- Aim -
Seek out every line containing the word "dias", and copy each.

- Information given -
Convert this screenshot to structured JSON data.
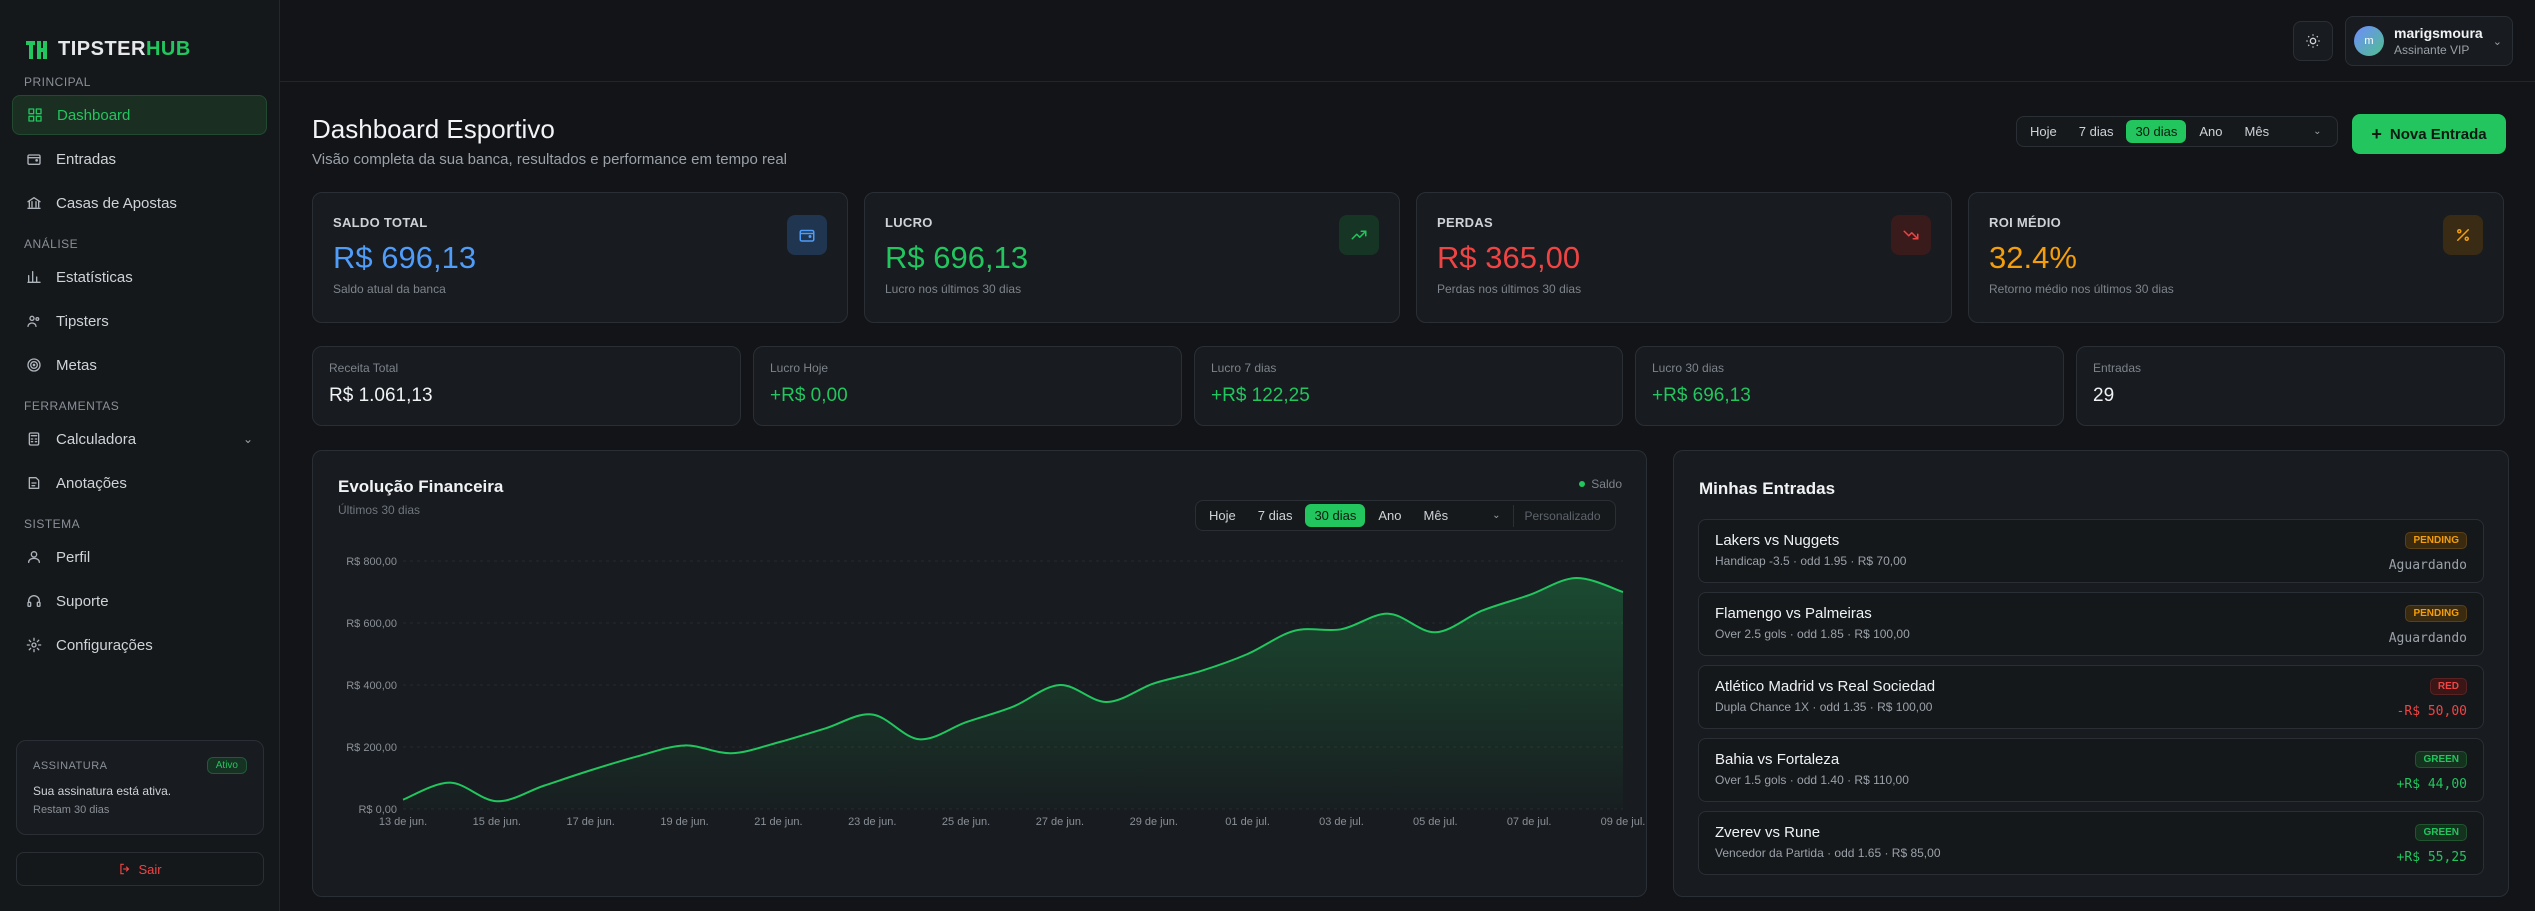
{
  "brand": {
    "part1": "TIPSTER",
    "part2": "HUB",
    "accent": "#22c55e"
  },
  "sidebar": {
    "sections": [
      {
        "title": "PRINCIPAL",
        "items": [
          {
            "label": "Dashboard",
            "icon": "grid-icon",
            "active": true
          },
          {
            "label": "Entradas",
            "icon": "wallet-icon"
          },
          {
            "label": "Casas de Apostas",
            "icon": "bank-icon"
          }
        ]
      },
      {
        "title": "ANÁLISE",
        "items": [
          {
            "label": "Estatísticas",
            "icon": "bar-chart-icon"
          },
          {
            "label": "Tipsters",
            "icon": "users-icon"
          },
          {
            "label": "Metas",
            "icon": "target-icon"
          }
        ]
      },
      {
        "title": "FERRAMENTAS",
        "items": [
          {
            "label": "Calculadora",
            "icon": "calculator-icon",
            "expandable": true
          },
          {
            "label": "Anotações",
            "icon": "notes-icon"
          }
        ]
      },
      {
        "title": "SISTEMA",
        "items": [
          {
            "label": "Perfil",
            "icon": "user-icon"
          },
          {
            "label": "Suporte",
            "icon": "headset-icon"
          },
          {
            "label": "Configurações",
            "icon": "gear-icon"
          }
        ]
      }
    ],
    "subscription": {
      "title": "ASSINATURA",
      "badge": "Ativo",
      "text": "Sua assinatura está ativa.",
      "remaining": "Restam 30 dias"
    },
    "logout": "Sair"
  },
  "topbar": {
    "user_name": "marigsmoura",
    "user_role": "Assinante VIP",
    "avatar_letter": "m"
  },
  "header": {
    "title": "Dashboard Esportivo",
    "subtitle": "Visão completa da sua banca, resultados e performance em tempo real"
  },
  "range": {
    "options": [
      "Hoje",
      "7 dias",
      "30 dias",
      "Ano"
    ],
    "active": "30 dias",
    "select": "Mês"
  },
  "new_entry": "Nova Entrada",
  "kpis": [
    {
      "label": "SALDO TOTAL",
      "value": "R$ 696,13",
      "sub": "Saldo atual da banca",
      "color": "#4f9cf9",
      "icon": "wallet-icon"
    },
    {
      "label": "LUCRO",
      "value": "R$ 696,13",
      "sub": "Lucro nos últimos 30 dias",
      "color": "#22c55e",
      "icon": "trend-up-icon"
    },
    {
      "label": "PERDAS",
      "value": "R$ 365,00",
      "sub": "Perdas nos últimos 30 dias",
      "color": "#ef4444",
      "icon": "trend-down-icon"
    },
    {
      "label": "ROI MÉDIO",
      "value": "32.4%",
      "sub": "Retorno médio nos últimos 30 dias",
      "color": "#f59e0b",
      "icon": "percent-icon"
    }
  ],
  "minis": [
    {
      "label": "Receita Total",
      "value": "R$ 1.061,13",
      "color": "#f0f2f4"
    },
    {
      "label": "Lucro Hoje",
      "value": "+R$ 0,00",
      "color": "#22c55e"
    },
    {
      "label": "Lucro 7 dias",
      "value": "+R$ 122,25",
      "color": "#22c55e"
    },
    {
      "label": "Lucro 30 dias",
      "value": "+R$ 696,13",
      "color": "#22c55e"
    },
    {
      "label": "Entradas",
      "value": "29",
      "color": "#f0f2f4"
    }
  ],
  "chart": {
    "title": "Evolução Financeira",
    "subtitle": "Últimos 30 dias",
    "legend": "Saldo",
    "custom": "Personalizado"
  },
  "chart_data": {
    "type": "area",
    "x": [
      "13 de jun.",
      "14 de jun.",
      "15 de jun.",
      "16 de jun.",
      "17 de jun.",
      "18 de jun.",
      "19 de jun.",
      "20 de jun.",
      "21 de jun.",
      "22 de jun.",
      "23 de jun.",
      "24 de jun.",
      "25 de jun.",
      "26 de jun.",
      "27 de jun.",
      "28 de jun.",
      "29 de jun.",
      "30 de jun.",
      "01 de jul.",
      "02 de jul.",
      "03 de jul.",
      "04 de jul.",
      "05 de jul.",
      "06 de jul.",
      "07 de jul.",
      "08 de jul.",
      "09 de jul."
    ],
    "x_tick_labels": [
      "13 de jun.",
      "15 de jun.",
      "17 de jun.",
      "19 de jun.",
      "21 de jun.",
      "23 de jun.",
      "25 de jun.",
      "27 de jun.",
      "29 de jun.",
      "01 de jul.",
      "03 de jul.",
      "05 de jul.",
      "07 de jul.",
      "09 de jul."
    ],
    "series": [
      {
        "name": "Saldo",
        "values": [
          30,
          85,
          25,
          75,
          125,
          170,
          205,
          180,
          215,
          260,
          305,
          225,
          280,
          330,
          400,
          345,
          405,
          445,
          500,
          575,
          580,
          630,
          570,
          640,
          690,
          745,
          700
        ]
      }
    ],
    "y_ticks": [
      "R$ 0,00",
      "R$ 200,00",
      "R$ 400,00",
      "R$ 600,00",
      "R$ 800,00"
    ],
    "ylim": [
      0,
      800
    ],
    "grid": true,
    "color": "#22c55e"
  },
  "entries": {
    "title": "Minhas Entradas",
    "items": [
      {
        "name": "Lakers vs Nuggets",
        "detail": "Handicap -3.5 · odd 1.95 · R$ 70,00",
        "badge": "PENDING",
        "result": "Aguardando",
        "kind": "pend"
      },
      {
        "name": "Flamengo vs Palmeiras",
        "detail": "Over 2.5 gols · odd 1.85 · R$ 100,00",
        "badge": "PENDING",
        "result": "Aguardando",
        "kind": "pend"
      },
      {
        "name": "Atlético Madrid vs Real Sociedad",
        "detail": "Dupla Chance 1X · odd 1.35 · R$ 100,00",
        "badge": "RED",
        "result": "-R$ 50,00",
        "kind": "red"
      },
      {
        "name": "Bahia vs Fortaleza",
        "detail": "Over 1.5 gols · odd 1.40 · R$ 110,00",
        "badge": "GREEN",
        "result": "+R$ 44,00",
        "kind": "green"
      },
      {
        "name": "Zverev vs Rune",
        "detail": "Vencedor da Partida · odd 1.65 · R$ 85,00",
        "badge": "GREEN",
        "result": "+R$ 55,25",
        "kind": "green"
      }
    ]
  }
}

- Response to this task -
      "remaining": "Restam 30 dias"
      "7 dias",
      "30 dias",
    "active": "30 dias",
      "sub": "Lucro nos últimos 30 dias",
      "sub": "Perdas nos últimos 30 dias",
      "sub": "Retorno médio nos últimos 30 dias",
      "label": "Lucro 7 dias",
      "label": "Lucro 30 dias",
    "subtitle": "Últimos 30 dias",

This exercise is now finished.